— Begin Material to process —

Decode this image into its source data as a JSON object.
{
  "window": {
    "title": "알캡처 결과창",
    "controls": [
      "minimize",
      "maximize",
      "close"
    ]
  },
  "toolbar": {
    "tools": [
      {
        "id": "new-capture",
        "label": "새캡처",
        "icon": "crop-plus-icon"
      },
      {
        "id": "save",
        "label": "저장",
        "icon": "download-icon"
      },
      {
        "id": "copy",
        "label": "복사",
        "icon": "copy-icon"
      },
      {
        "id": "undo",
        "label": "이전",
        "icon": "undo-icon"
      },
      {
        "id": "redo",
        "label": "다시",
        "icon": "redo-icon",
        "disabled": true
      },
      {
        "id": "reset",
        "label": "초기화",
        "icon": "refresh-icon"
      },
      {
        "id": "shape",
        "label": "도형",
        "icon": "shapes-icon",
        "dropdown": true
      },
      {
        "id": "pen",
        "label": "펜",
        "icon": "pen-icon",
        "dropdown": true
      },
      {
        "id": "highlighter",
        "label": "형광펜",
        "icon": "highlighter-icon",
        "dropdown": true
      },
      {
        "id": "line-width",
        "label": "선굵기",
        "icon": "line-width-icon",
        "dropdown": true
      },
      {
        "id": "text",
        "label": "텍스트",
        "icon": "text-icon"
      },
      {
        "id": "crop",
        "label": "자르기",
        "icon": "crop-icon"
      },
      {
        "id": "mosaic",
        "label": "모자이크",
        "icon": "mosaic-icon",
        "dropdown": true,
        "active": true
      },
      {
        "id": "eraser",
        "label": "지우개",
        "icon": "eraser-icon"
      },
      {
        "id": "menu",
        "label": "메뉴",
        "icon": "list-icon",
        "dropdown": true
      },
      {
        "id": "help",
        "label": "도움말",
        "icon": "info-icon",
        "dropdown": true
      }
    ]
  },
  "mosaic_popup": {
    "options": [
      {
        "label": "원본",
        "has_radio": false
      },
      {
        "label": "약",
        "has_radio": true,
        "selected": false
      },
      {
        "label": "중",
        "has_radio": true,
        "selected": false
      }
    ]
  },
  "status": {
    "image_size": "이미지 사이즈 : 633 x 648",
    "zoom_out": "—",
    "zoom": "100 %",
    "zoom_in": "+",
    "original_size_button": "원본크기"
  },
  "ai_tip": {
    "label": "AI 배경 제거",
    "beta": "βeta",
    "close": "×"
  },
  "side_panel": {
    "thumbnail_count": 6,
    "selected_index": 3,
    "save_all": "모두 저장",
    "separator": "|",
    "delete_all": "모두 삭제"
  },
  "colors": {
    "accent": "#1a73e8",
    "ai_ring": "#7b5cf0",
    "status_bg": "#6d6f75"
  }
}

— End Material to process —

Copy each line of the data exactly, leaving nothing out.

Decode this image into its source data as a JSON object.
{
  "window": {
    "title": "알캡처 결과창",
    "controls": [
      "minimize",
      "maximize",
      "close"
    ]
  },
  "toolbar": {
    "tools": [
      {
        "id": "new-capture",
        "label": "새캡처",
        "icon": "crop-plus-icon"
      },
      {
        "id": "save",
        "label": "저장",
        "icon": "download-icon"
      },
      {
        "id": "copy",
        "label": "복사",
        "icon": "copy-icon"
      },
      {
        "id": "undo",
        "label": "이전",
        "icon": "undo-icon"
      },
      {
        "id": "redo",
        "label": "다시",
        "icon": "redo-icon",
        "disabled": true
      },
      {
        "id": "reset",
        "label": "초기화",
        "icon": "refresh-icon"
      },
      {
        "id": "shape",
        "label": "도형",
        "icon": "shapes-icon",
        "dropdown": true
      },
      {
        "id": "pen",
        "label": "펜",
        "icon": "pen-icon",
        "dropdown": true
      },
      {
        "id": "highlighter",
        "label": "형광펜",
        "icon": "highlighter-icon",
        "dropdown": true
      },
      {
        "id": "line-width",
        "label": "선굵기",
        "icon": "line-width-icon",
        "dropdown": true
      },
      {
        "id": "text",
        "label": "텍스트",
        "icon": "text-icon"
      },
      {
        "id": "crop",
        "label": "자르기",
        "icon": "crop-icon"
      },
      {
        "id": "mosaic",
        "label": "모자이크",
        "icon": "mosaic-icon",
        "dropdown": true,
        "active": true
      },
      {
        "id": "eraser",
        "label": "지우개",
        "icon": "eraser-icon"
      },
      {
        "id": "menu",
        "label": "메뉴",
        "icon": "list-icon",
        "dropdown": true
      },
      {
        "id": "help",
        "label": "도움말",
        "icon": "info-icon",
        "dropdown": true
      }
    ]
  },
  "mosaic_popup": {
    "options": [
      {
        "label": "원본",
        "has_radio": false
      },
      {
        "label": "약",
        "has_radio": true,
        "selected": false
      },
      {
        "label": "중",
        "has_radio": true,
        "selected": false
      }
    ]
  },
  "status": {
    "image_size": "이미지 사이즈 : 633 x 648",
    "zoom_out": "—",
    "zoom": "100 %",
    "zoom_in": "+",
    "original_size_button": "원본크기"
  },
  "ai_tip": {
    "label": "AI 배경 제거",
    "beta": "βeta",
    "close": "×"
  },
  "side_panel": {
    "thumbnail_count": 6,
    "selected_index": 3,
    "save_all": "모두 저장",
    "separator": "|",
    "delete_all": "모두 삭제"
  },
  "colors": {
    "accent": "#1a73e8",
    "ai_ring": "#7b5cf0",
    "status_bg": "#6d6f75"
  }
}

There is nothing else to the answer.